Stored items from a collection:

* start *

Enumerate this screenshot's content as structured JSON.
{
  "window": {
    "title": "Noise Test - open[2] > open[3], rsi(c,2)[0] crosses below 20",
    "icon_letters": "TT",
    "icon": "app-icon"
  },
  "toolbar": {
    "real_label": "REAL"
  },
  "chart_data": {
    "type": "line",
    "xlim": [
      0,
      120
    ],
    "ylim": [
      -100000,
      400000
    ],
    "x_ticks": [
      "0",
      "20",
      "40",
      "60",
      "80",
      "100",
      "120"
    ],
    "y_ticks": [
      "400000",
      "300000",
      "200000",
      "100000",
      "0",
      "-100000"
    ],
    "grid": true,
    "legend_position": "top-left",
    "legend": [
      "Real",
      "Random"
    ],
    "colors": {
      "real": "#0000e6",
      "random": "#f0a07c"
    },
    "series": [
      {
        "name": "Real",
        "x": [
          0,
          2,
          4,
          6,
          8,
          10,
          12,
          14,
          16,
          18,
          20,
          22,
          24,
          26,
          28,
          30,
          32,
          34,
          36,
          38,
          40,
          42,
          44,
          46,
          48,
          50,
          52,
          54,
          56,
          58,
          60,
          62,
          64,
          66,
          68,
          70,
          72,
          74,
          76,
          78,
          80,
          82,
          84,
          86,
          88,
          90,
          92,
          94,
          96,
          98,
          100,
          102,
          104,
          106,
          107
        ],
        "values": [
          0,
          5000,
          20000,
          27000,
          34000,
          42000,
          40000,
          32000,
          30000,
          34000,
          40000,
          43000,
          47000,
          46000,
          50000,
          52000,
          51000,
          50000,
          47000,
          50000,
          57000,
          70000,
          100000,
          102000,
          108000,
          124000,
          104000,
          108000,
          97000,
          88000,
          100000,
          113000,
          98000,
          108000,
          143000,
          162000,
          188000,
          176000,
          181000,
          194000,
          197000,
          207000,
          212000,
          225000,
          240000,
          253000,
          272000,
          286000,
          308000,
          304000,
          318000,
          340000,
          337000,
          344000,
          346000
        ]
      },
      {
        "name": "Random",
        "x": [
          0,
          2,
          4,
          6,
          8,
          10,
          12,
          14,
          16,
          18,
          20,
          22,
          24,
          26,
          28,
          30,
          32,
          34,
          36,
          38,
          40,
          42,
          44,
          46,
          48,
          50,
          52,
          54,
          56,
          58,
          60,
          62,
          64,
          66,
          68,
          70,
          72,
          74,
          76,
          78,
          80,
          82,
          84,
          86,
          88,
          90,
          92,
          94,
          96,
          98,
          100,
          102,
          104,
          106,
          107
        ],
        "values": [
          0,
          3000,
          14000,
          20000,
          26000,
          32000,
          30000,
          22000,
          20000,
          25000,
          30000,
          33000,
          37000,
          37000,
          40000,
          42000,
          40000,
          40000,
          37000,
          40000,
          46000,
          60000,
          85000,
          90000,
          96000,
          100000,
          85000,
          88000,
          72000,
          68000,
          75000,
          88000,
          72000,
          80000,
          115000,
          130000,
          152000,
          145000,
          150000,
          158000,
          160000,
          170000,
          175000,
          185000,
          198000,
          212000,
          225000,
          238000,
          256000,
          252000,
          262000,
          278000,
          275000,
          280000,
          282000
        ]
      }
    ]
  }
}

* end *
* start *

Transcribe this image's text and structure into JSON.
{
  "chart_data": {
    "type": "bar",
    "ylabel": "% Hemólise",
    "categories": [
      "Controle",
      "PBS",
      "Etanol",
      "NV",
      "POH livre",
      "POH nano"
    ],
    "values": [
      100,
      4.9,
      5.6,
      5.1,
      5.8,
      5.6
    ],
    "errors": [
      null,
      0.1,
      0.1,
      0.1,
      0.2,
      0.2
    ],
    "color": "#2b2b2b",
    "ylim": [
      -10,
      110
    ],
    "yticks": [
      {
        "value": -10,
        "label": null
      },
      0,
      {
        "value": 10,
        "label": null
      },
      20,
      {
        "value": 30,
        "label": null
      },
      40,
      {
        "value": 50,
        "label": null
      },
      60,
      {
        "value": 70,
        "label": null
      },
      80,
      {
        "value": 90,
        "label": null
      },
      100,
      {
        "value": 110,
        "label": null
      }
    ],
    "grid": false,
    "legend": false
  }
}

* end *

WHAT YOU WILL DO:
Using the entries above, return each line in which the word "JSON" occurs.

RESULT OF THE EXERCISE:
Enumerate this screenshot's content as structured JSON.
Transcribe this image's text and structure into JSON.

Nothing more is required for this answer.